>> START

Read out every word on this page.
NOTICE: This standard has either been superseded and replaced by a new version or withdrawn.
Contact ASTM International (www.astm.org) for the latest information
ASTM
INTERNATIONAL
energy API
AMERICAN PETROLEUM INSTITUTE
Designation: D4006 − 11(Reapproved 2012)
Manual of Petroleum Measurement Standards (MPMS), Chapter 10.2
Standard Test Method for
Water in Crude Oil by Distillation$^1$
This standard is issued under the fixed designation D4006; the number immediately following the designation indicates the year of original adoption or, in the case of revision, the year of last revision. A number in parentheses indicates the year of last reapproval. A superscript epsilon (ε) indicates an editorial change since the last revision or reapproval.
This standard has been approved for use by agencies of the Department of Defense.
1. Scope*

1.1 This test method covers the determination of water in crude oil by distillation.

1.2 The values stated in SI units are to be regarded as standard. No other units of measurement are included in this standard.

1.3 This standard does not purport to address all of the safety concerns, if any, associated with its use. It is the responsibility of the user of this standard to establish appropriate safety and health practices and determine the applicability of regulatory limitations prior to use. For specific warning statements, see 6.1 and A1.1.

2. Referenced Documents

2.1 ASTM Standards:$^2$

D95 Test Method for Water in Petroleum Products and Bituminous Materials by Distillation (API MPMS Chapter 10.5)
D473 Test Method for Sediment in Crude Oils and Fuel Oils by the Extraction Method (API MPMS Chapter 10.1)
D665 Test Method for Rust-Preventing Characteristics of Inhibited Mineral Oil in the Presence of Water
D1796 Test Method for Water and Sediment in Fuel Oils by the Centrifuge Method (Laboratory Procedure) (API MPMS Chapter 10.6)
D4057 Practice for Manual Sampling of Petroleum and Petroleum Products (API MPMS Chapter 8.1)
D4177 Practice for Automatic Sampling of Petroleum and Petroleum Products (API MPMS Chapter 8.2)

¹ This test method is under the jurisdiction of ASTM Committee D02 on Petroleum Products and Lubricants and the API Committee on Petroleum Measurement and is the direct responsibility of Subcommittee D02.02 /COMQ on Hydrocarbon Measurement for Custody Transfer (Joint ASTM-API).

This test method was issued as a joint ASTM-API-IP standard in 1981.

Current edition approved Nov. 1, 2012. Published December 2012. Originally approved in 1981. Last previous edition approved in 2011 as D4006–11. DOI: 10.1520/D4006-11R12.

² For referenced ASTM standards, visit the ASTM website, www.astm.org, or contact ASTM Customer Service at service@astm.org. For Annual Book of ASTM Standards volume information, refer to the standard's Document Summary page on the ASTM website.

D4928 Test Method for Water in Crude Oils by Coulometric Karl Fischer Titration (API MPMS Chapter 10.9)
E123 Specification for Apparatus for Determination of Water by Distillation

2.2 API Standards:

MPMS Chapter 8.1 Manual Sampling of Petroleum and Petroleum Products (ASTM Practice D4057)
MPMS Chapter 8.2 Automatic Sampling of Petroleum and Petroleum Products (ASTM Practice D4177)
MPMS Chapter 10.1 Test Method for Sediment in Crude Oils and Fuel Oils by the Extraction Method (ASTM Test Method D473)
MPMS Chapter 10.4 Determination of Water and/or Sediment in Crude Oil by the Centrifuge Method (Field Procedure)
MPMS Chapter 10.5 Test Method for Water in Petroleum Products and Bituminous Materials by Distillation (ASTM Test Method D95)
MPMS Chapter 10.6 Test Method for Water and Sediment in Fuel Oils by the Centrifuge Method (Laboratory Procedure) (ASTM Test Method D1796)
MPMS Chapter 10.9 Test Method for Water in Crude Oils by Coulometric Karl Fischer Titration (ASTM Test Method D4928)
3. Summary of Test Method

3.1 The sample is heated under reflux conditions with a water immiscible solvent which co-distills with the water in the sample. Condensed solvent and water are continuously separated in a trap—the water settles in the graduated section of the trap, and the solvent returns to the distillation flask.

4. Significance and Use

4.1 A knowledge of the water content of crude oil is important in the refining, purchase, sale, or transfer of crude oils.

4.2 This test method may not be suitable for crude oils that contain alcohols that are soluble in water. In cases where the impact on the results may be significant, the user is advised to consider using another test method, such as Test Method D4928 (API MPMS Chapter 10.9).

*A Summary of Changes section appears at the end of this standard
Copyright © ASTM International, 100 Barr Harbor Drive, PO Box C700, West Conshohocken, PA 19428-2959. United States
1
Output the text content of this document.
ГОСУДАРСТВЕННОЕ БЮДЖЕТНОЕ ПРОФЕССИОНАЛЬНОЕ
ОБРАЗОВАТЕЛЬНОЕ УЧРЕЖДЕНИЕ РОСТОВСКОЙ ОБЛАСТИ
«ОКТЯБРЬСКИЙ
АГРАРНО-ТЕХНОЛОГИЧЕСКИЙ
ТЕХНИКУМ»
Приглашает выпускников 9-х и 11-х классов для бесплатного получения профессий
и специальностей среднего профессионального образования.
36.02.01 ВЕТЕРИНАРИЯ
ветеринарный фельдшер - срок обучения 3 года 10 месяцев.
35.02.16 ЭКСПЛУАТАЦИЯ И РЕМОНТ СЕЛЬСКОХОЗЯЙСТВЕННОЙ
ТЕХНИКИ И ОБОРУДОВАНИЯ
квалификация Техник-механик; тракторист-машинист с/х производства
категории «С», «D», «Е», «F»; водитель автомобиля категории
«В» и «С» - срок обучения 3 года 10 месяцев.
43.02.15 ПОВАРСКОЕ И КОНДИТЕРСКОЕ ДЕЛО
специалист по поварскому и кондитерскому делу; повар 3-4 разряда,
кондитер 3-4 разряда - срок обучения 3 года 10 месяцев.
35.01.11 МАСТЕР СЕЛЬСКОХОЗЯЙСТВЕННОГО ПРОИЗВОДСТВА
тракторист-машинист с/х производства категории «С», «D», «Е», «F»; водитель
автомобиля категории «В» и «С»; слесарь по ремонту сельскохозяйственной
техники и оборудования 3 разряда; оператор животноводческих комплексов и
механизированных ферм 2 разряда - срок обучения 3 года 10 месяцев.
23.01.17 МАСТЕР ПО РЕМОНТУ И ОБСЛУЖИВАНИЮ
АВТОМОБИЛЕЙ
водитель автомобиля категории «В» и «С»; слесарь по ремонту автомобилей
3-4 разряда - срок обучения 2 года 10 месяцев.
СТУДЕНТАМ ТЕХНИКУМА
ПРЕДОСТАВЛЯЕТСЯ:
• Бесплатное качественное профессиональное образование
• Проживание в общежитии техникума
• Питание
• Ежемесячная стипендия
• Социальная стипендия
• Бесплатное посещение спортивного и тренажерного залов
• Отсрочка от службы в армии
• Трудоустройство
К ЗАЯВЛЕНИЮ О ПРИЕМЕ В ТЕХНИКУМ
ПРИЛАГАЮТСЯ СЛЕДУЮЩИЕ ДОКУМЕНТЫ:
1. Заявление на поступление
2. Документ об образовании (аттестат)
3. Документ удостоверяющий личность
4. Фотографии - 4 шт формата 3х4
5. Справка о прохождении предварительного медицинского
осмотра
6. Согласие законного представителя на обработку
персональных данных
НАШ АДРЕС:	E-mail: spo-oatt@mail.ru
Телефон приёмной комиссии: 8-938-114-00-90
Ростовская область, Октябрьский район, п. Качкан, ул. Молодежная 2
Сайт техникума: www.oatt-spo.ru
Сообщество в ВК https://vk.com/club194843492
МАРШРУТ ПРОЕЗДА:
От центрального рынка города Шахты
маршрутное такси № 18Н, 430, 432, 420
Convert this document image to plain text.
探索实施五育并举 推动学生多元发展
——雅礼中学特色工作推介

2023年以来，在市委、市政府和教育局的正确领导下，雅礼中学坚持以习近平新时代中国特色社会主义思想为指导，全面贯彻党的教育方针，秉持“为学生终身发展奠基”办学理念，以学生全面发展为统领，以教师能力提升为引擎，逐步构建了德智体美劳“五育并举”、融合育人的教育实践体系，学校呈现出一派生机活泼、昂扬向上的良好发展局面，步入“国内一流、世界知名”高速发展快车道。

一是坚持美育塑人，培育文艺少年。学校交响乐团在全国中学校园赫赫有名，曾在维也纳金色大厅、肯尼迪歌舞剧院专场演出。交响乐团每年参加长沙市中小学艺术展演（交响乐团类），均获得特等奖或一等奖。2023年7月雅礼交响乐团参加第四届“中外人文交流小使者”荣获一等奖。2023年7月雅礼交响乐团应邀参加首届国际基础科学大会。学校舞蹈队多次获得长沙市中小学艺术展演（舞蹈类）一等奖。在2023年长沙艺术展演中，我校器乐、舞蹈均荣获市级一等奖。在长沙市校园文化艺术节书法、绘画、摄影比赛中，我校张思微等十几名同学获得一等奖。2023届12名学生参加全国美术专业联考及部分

>> END

- TASK OBJECTIVE -
Search the entries for the word "section", then list each line that holds it.

- RESULT OF THE TASK -
3.1 The sample is heated under reflux conditions with a water immiscible solvent which co-distills with the water in the sample. Condensed solvent and water are continuously separated in a trap—the water settles in the graduated section of the trap, and the solvent returns to the distillation flask.
*A Summary of Changes section appears at the end of this standard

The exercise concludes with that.